-- START OF EXTRACTED DATA --

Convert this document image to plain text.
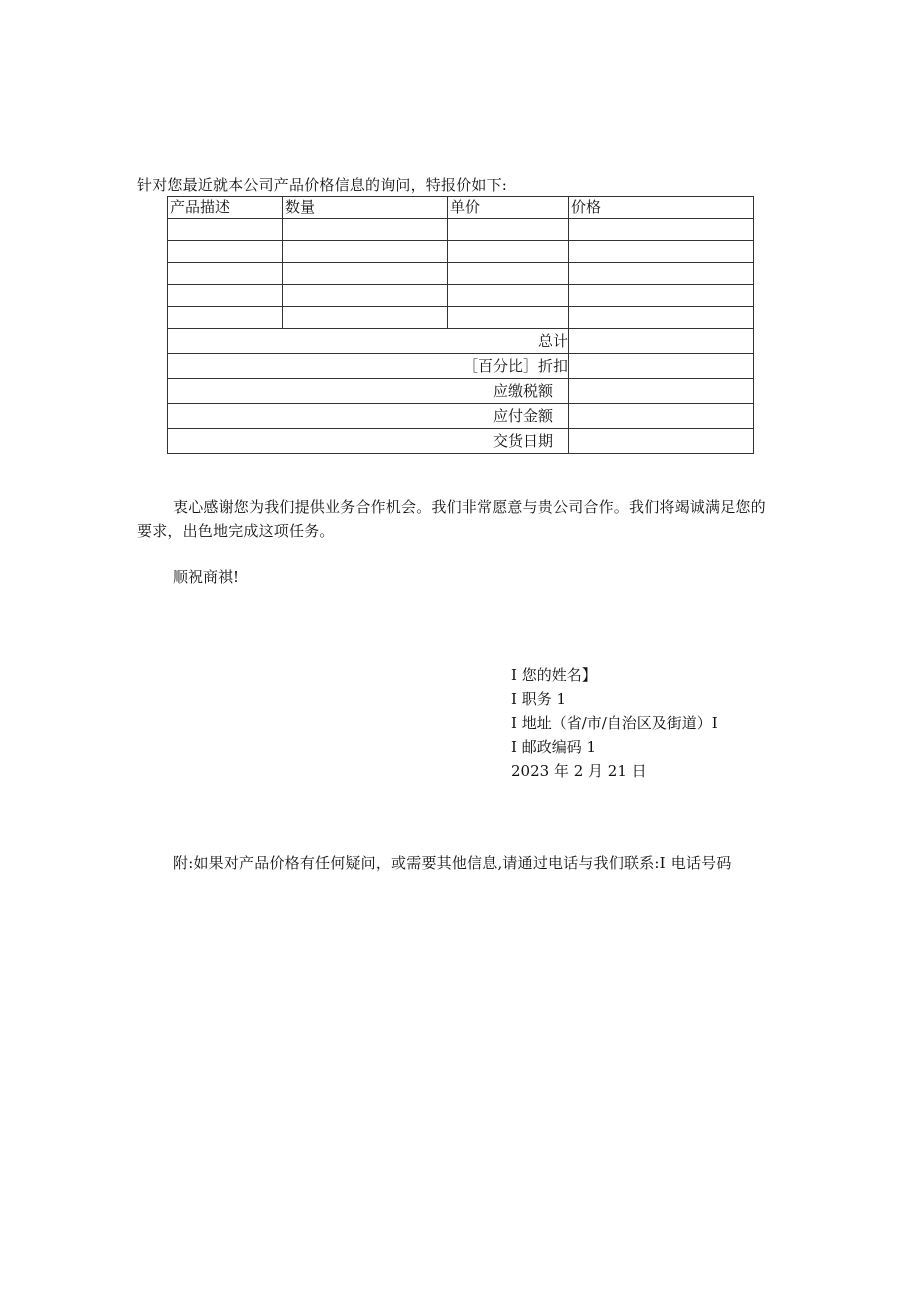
针对您最近就本公司产品价格信息的询问，特报价如下:
产品描述	数量	单价	价格

总计			
［百分比］折扣			
应缴税额			
应付金额			
交货日期			
衷心感谢您为我们提供业务合作机会。我们非常愿意与贵公司合作。我们将竭诚满足您的要求，出色地完成这项任务。
顺祝商祺!
I 您的姓名】
I 职务 1
I 地址（省/市/自治区及街道）I
I 邮政编码 1
2023 年 2 月 21 日
附:如果对产品价格有任何疑问，或需要其他信息,请通过电话与我们联系:I 电话号码
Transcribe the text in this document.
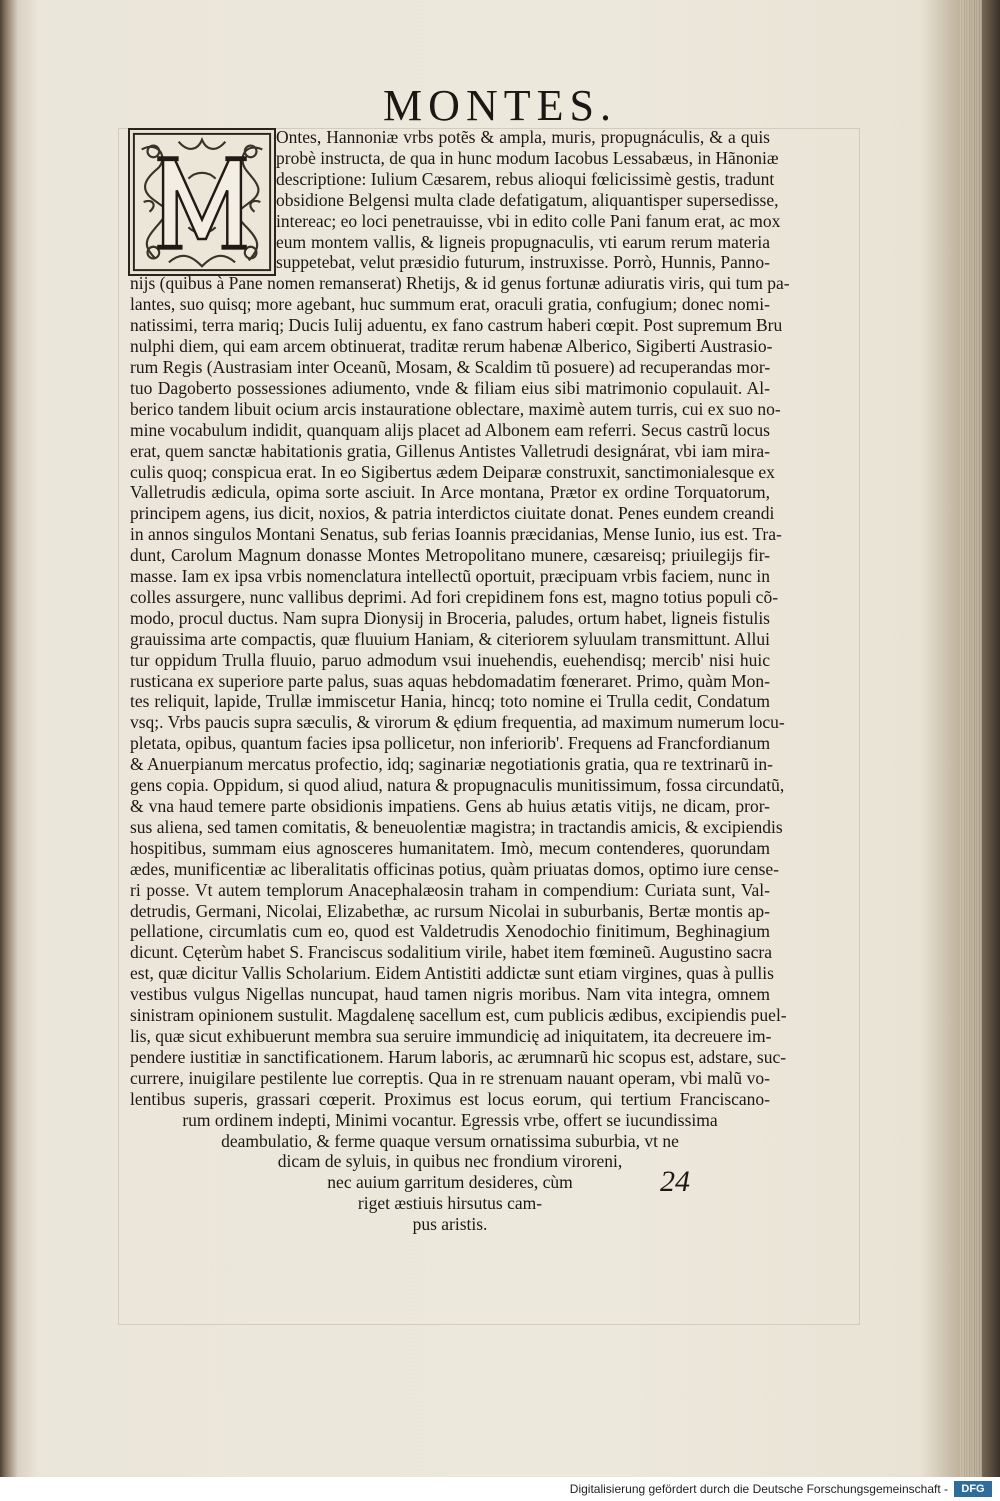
MONTES.
Ontes, Hannoniæ vrbs potẽs & ampla, muris, propugnáculis, & a quis
probè instructa, de qua in hunc modum Iacobus Lessabæus, in Hãnoniæ
descriptione: Iulium Cæsarem, rebus alioqui fœlicissimè gestis, tradunt
obsidione Belgensi multa clade defatigatum, aliquantisper supersedisse,
intereac; eo loci penetrauisse, vbi in edito colle Pani fanum erat, ac mox
eum montem vallis, & ligneis propugnaculis, vti earum rerum materia
suppetebat, velut præsidio futurum, instruxisse. Porrò, Hunnis, Panno-
nijs (quibus à Pane nomen remanserat) Rhetijs, & id genus fortunæ adiuratis viris, qui tum pa-
lantes, suo quisq; more agebant, huc summum erat, oraculi gratia, confugium; donec nomi-
natissimi, terra mariq; Ducis Iulij aduentu, ex fano castrum haberi cœpit. Post supremum Bru
nulphi diem, qui eam arcem obtinuerat, traditæ rerum habenæ Alberico, Sigiberti Austrasio-
rum Regis (Austrasiam inter Oceanũ, Mosam, & Scaldim tũ posuere) ad recuperandas mor-
tuo Dagoberto possessiones adiumento, vnde & filiam eius sibi matrimonio copulauit. Al-
berico tandem libuit ocium arcis instauratione oblectare, maximè autem turris, cui ex suo no-
mine vocabulum indidit, quanquam alijs placet ad Albonem eam referri. Secus castrũ locus
erat, quem sanctæ habitationis gratia, Gillenus Antistes Valletrudi designárat, vbi iam mira-
culis quoq; conspicua erat. In eo Sigibertus ædem Deiparæ construxit, sanctimonialesque ex
Valletrudis ædicula, opima sorte asciuit. In Arce montana, Prætor ex ordine Torquatorum,
principem agens, ius dicit, noxios, & patria interdictos ciuitate donat. Penes eundem creandi
in annos singulos Montani Senatus, sub ferias Ioannis præcidanias, Mense Iunio, ius est. Tra-
dunt, Carolum Magnum donasse Montes Metropolitano munere, cæsareisq; priuilegijs fir-
masse. Iam ex ipsa vrbis nomenclatura intellectũ oportuit, præcipuam vrbis faciem, nunc in
colles assurgere, nunc vallibus deprimi. Ad fori crepidinem fons est, magno totius populi cõ-
modo, procul ductus. Nam supra Dionysij in Broceria, paludes, ortum habet, ligneis fistulis
grauissima arte compactis, quæ fluuium Haniam, & citeriorem syluulam transmittunt. Allui
tur oppidum Trulla fluuio, paruo admodum vsui inuehendis, euehendisq; mercib' nisi huic
rusticana ex superiore parte palus, suas aquas hebdomadatim fœneraret. Primo, quàm Mon-
tes reliquit, lapide, Trullæ immiscetur Hania, hincq; toto nomine ei Trulla cedit, Condatum
vsq;. Vrbs paucis supra sæculis, & virorum & ędium frequentia, ad maximum numerum locu-
pletata, opibus, quantum facies ipsa pollicetur, non inferiorib'. Frequens ad Francfordianum
& Anuerpianum mercatus profectio, idq; saginariæ negotiationis gratia, qua re textrinarũ in-
gens copia. Oppidum, si quod aliud, natura & propugnaculis munitissimum, fossa circundatũ,
& vna haud temere parte obsidionis impatiens. Gens ab huius ætatis vitijs, ne dicam, pror-
sus aliena, sed tamen comitatis, & beneuolentiæ magistra; in tractandis amicis, & excipiendis
hospitibus, summam eius agnosceres humanitatem. Imò, mecum contenderes, quorundam
ædes, munificentiæ ac liberalitatis officinas potius, quàm priuatas domos, optimo iure cense-
ri posse. Vt autem templorum Anacephalæosin traham in compendium: Curiata sunt, Val-
detrudis, Germani, Nicolai, Elizabethæ, ac rursum Nicolai in suburbanis, Bertæ montis ap-
pellatione, circumlatis cum eo, quod est Valdetrudis Xenodochio finitimum, Beghinagium
dicunt. Cęterùm habet S. Franciscus sodalitium virile, habet item fœmineũ. Augustino sacra
est, quæ dicitur Vallis Scholarium. Eidem Antistiti addictæ sunt etiam virgines, quas à pullis
vestibus vulgus Nigellas nuncupat, haud tamen nigris moribus. Nam vita integra, omnem
sinistram opinionem sustulit. Magdalenę sacellum est, cum publicis ædibus, excipiendis puel-
lis, quæ sicut exhibuerunt membra sua seruire immundicię ad iniquitatem, ita decreuere im-
pendere iustitiæ in sanctificationem. Harum laboris, ac ærumnarũ hic scopus est, adstare, suc-
currere, inuigilare pestilente lue correptis. Qua in re strenuam nauant operam, vbi malũ vo-
lentibus superis, grassari cœperit. Proximus est locus eorum, qui tertium Franciscano-
rum ordinem indepti, Minimi vocantur. Egressis vrbe, offert se iucundissima
deambulatio, & ferme quaque versum ornatissima suburbia, vt ne
dicam de syluis, in quibus nec frondium viroreni,
nec auium garritum desideres, cùm
riget æstiuis hirsutus cam-
pus aristis.
24
Digitalisierung gefördert durch die Deutsche Forschungsgemeinschaft -	DFG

-- END OF EXTRACTED DATA --

PROBLEM DETAILS: Tally the lines of the data that hold the string "tamen". Answer with the number and nothing more.

TASK ANSWER: 2